Source records
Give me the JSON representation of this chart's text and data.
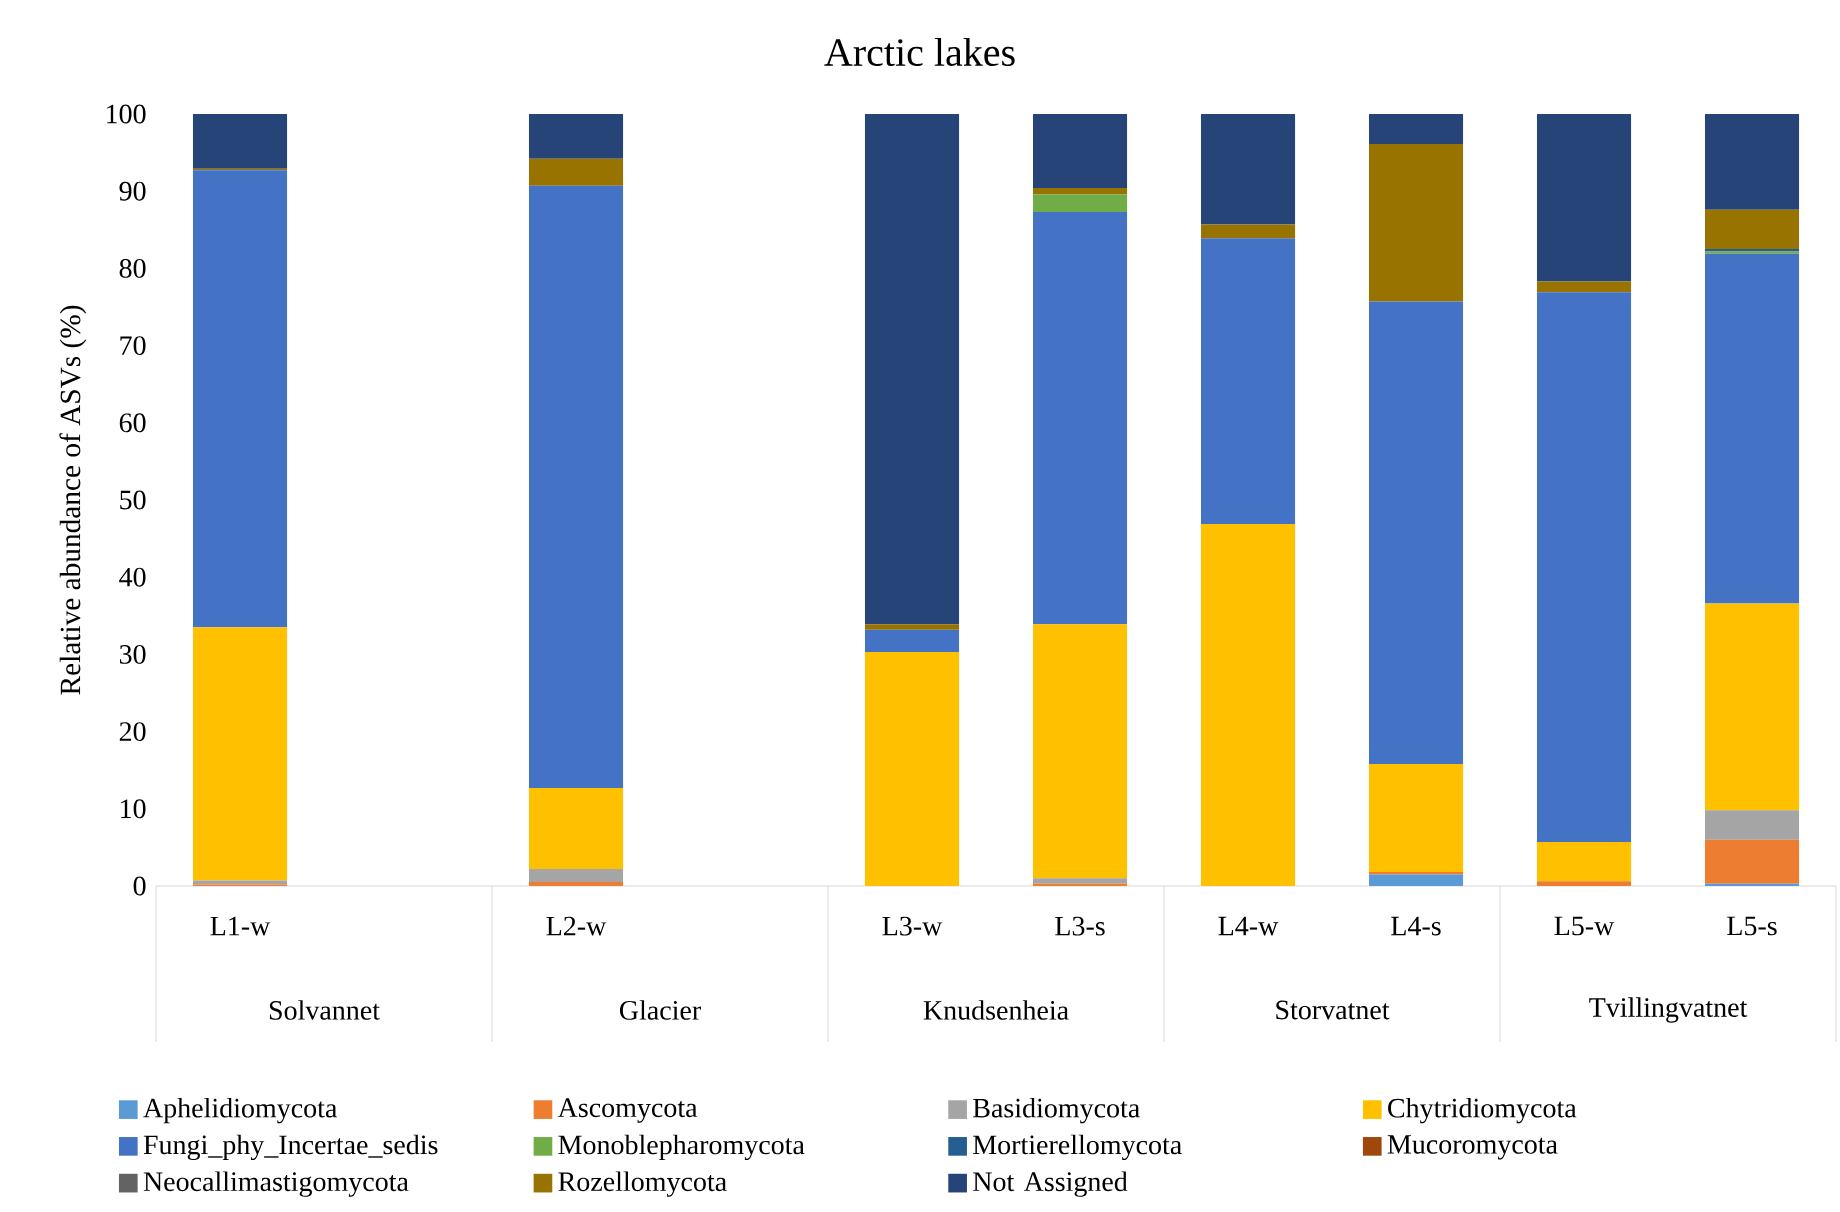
{
  "chart_data": {
    "type": "bar",
    "stacked": true,
    "title": "Arctic lakes",
    "ylabel": "Relative abundance of ASVs (%)",
    "categories": [
      "L1-w",
      null,
      "L2-w",
      null,
      "L3-w",
      "L3-s",
      "L4-w",
      "L4-s",
      "L5-w",
      "L5-s"
    ],
    "ylim": [
      0,
      100
    ],
    "yticks": [
      0,
      10,
      20,
      30,
      40,
      50,
      60,
      70,
      80,
      90,
      100
    ],
    "grid": false,
    "legend": "bottom",
    "annotations": [
      "Solvannet",
      "Glacier",
      "Knudsenheia",
      "Storvatnet",
      "Tvillingvatnet"
    ],
    "series": [
      {
        "name": "Aphelidiomycota",
        "color": "#5b9bd5",
        "values": [
          0,
          null,
          0,
          null,
          0,
          0,
          0,
          1.5,
          0,
          0.3
        ]
      },
      {
        "name": "Ascomycota",
        "color": "#ed7d31",
        "values": [
          0.2,
          null,
          0.5,
          null,
          0,
          0.3,
          0,
          0.3,
          0.6,
          5.7
        ]
      },
      {
        "name": "Basidiomycota",
        "color": "#a5a5a5",
        "values": [
          0.5,
          null,
          1.7,
          null,
          0,
          0.7,
          0,
          0,
          0,
          3.8
        ]
      },
      {
        "name": "Chytridiomycota",
        "color": "#ffc000",
        "values": [
          32.8,
          null,
          10.5,
          null,
          30.3,
          32.9,
          46.9,
          14.0,
          5.1,
          26.8
        ]
      },
      {
        "name": "Fungi_phy_Incertae_sedis",
        "color": "#4472c4",
        "values": [
          59.2,
          null,
          78.0,
          null,
          2.9,
          53.4,
          37.0,
          59.9,
          71.2,
          45.3
        ]
      },
      {
        "name": "Monoblepharomycota",
        "color": "#70ad47",
        "values": [
          0,
          null,
          0,
          null,
          0,
          2.3,
          0,
          0,
          0,
          0.3
        ]
      },
      {
        "name": "Mortierellomycota",
        "color": "#255e91",
        "values": [
          0,
          null,
          0,
          null,
          0,
          0,
          0,
          0,
          0,
          0.3
        ]
      },
      {
        "name": "Mucoromycota",
        "color": "#9e480e",
        "values": [
          0,
          null,
          0,
          null,
          0,
          0,
          0,
          0,
          0,
          0
        ]
      },
      {
        "name": "Neocallimastigomycota",
        "color": "#636363",
        "values": [
          0,
          null,
          0,
          null,
          0,
          0,
          0,
          0,
          0,
          0
        ]
      },
      {
        "name": "Rozellomycota",
        "color": "#997300",
        "values": [
          0.2,
          null,
          3.5,
          null,
          0.7,
          0.8,
          1.8,
          20.4,
          1.4,
          5.1
        ]
      },
      {
        "name": "Not Assigned",
        "color": "#264478",
        "values": [
          7.1,
          null,
          5.8,
          null,
          66.1,
          9.6,
          14.3,
          3.9,
          21.7,
          12.4
        ]
      }
    ]
  }
}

JOB — Retype all of the entries exactly as written, leaving out any images.

ANSWER IN FULL —
Give me the JSON representation of this chart's text and data.
{
  "chart_data": {
    "type": "bar",
    "stacked": true,
    "title": "Arctic lakes",
    "ylabel": "Relative abundance of ASVs (%)",
    "categories": [
      "L1-w",
      null,
      "L2-w",
      null,
      "L3-w",
      "L3-s",
      "L4-w",
      "L4-s",
      "L5-w",
      "L5-s"
    ],
    "ylim": [
      0,
      100
    ],
    "yticks": [
      0,
      10,
      20,
      30,
      40,
      50,
      60,
      70,
      80,
      90,
      100
    ],
    "grid": false,
    "legend": "bottom",
    "annotations": [
      "Solvannet",
      "Glacier",
      "Knudsenheia",
      "Storvatnet",
      "Tvillingvatnet"
    ],
    "series": [
      {
        "name": "Aphelidiomycota",
        "color": "#5b9bd5",
        "values": [
          0,
          null,
          0,
          null,
          0,
          0,
          0,
          1.5,
          0,
          0.3
        ]
      },
      {
        "name": "Ascomycota",
        "color": "#ed7d31",
        "values": [
          0.2,
          null,
          0.5,
          null,
          0,
          0.3,
          0,
          0.3,
          0.6,
          5.7
        ]
      },
      {
        "name": "Basidiomycota",
        "color": "#a5a5a5",
        "values": [
          0.5,
          null,
          1.7,
          null,
          0,
          0.7,
          0,
          0,
          0,
          3.8
        ]
      },
      {
        "name": "Chytridiomycota",
        "color": "#ffc000",
        "values": [
          32.8,
          null,
          10.5,
          null,
          30.3,
          32.9,
          46.9,
          14.0,
          5.1,
          26.8
        ]
      },
      {
        "name": "Fungi_phy_Incertae_sedis",
        "color": "#4472c4",
        "values": [
          59.2,
          null,
          78.0,
          null,
          2.9,
          53.4,
          37.0,
          59.9,
          71.2,
          45.3
        ]
      },
      {
        "name": "Monoblepharomycota",
        "color": "#70ad47",
        "values": [
          0,
          null,
          0,
          null,
          0,
          2.3,
          0,
          0,
          0,
          0.3
        ]
      },
      {
        "name": "Mortierellomycota",
        "color": "#255e91",
        "values": [
          0,
          null,
          0,
          null,
          0,
          0,
          0,
          0,
          0,
          0.3
        ]
      },
      {
        "name": "Mucoromycota",
        "color": "#9e480e",
        "values": [
          0,
          null,
          0,
          null,
          0,
          0,
          0,
          0,
          0,
          0
        ]
      },
      {
        "name": "Neocallimastigomycota",
        "color": "#636363",
        "values": [
          0,
          null,
          0,
          null,
          0,
          0,
          0,
          0,
          0,
          0
        ]
      },
      {
        "name": "Rozellomycota",
        "color": "#997300",
        "values": [
          0.2,
          null,
          3.5,
          null,
          0.7,
          0.8,
          1.8,
          20.4,
          1.4,
          5.1
        ]
      },
      {
        "name": "Not Assigned",
        "color": "#264478",
        "values": [
          7.1,
          null,
          5.8,
          null,
          66.1,
          9.6,
          14.3,
          3.9,
          21.7,
          12.4
        ]
      }
    ]
  }
}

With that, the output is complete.